→ **INSTRUCTION**:
Reproduce verbatim the lines of the listing below, starting at its first line and ending at the line that contains "eq2-rest: −x=0 bbox=[179, 601, 204, 611]", with both of those lines included.
--- --- ---
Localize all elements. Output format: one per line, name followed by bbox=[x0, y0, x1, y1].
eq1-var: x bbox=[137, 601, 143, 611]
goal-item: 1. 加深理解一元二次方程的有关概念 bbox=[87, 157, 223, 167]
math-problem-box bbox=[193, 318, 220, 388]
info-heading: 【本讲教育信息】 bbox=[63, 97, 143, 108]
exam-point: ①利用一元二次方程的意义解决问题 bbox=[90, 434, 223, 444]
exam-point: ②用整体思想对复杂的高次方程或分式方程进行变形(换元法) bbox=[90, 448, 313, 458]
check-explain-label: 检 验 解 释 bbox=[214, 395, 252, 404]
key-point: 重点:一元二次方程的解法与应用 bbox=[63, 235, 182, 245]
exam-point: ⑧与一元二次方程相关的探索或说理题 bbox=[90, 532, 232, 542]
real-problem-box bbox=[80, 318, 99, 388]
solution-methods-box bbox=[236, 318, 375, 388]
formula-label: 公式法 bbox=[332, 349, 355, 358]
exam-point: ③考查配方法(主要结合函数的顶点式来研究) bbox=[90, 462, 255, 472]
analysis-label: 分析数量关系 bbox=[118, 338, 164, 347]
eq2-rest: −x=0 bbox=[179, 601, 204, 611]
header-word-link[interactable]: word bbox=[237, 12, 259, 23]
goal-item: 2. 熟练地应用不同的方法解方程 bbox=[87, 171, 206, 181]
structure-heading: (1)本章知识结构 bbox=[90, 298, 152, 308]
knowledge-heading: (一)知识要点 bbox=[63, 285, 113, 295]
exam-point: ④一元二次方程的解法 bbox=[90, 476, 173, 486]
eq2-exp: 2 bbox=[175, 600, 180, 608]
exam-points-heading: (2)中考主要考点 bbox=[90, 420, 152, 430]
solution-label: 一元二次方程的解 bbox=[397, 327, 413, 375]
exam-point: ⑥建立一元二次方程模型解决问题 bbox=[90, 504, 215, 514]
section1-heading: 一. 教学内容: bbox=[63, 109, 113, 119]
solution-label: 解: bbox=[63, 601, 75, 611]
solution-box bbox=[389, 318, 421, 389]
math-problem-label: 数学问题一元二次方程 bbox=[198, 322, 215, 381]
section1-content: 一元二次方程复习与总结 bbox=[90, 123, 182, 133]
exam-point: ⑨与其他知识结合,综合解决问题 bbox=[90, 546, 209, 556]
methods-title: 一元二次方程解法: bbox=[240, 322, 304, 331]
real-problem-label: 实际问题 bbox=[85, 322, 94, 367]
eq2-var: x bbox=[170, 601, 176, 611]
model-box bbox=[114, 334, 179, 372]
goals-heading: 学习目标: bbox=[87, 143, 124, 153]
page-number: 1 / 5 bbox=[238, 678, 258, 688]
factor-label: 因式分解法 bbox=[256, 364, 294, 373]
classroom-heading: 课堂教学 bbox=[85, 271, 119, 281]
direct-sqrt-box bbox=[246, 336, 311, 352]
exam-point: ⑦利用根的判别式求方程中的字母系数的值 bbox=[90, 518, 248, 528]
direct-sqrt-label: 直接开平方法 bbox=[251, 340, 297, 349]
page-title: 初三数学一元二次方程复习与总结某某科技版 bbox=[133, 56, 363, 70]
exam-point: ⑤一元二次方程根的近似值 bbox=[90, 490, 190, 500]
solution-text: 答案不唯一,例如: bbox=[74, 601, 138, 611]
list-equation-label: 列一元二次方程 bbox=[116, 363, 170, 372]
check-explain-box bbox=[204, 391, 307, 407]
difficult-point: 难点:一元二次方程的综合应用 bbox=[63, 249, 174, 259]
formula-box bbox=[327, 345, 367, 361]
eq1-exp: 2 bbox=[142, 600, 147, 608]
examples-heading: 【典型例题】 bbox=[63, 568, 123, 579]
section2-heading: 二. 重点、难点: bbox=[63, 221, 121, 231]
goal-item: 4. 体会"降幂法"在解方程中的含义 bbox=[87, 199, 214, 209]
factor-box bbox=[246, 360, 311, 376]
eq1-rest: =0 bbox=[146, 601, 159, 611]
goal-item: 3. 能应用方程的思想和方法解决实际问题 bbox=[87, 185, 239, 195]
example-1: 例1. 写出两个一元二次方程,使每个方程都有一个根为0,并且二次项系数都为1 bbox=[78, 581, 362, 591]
--- --- ---
→ **ANSWER BELOW**:
Localize all elements. Output format: one per line, name followed by bbox=[x0, y0, x1, y1].
eq1-var: x bbox=[137, 601, 143, 611]
goal-item: 1. 加深理解一元二次方程的有关概念 bbox=[87, 157, 223, 167]
math-problem-box bbox=[193, 318, 220, 388]
info-heading: 【本讲教育信息】 bbox=[63, 97, 143, 108]
exam-point: ①利用一元二次方程的意义解决问题 bbox=[90, 434, 223, 444]
exam-point: ②用整体思想对复杂的高次方程或分式方程进行变形(换元法) bbox=[90, 448, 313, 458]
check-explain-label: 检 验 解 释 bbox=[214, 395, 252, 404]
key-point: 重点:一元二次方程的解法与应用 bbox=[63, 235, 182, 245]
exam-point: ⑧与一元二次方程相关的探索或说理题 bbox=[90, 532, 232, 542]
real-problem-box bbox=[80, 318, 99, 388]
solution-methods-box bbox=[236, 318, 375, 388]
formula-label: 公式法 bbox=[332, 349, 355, 358]
exam-point: ③考查配方法(主要结合函数的顶点式来研究) bbox=[90, 462, 255, 472]
analysis-label: 分析数量关系 bbox=[118, 338, 164, 347]
eq2-rest: −x=0 bbox=[179, 601, 204, 611]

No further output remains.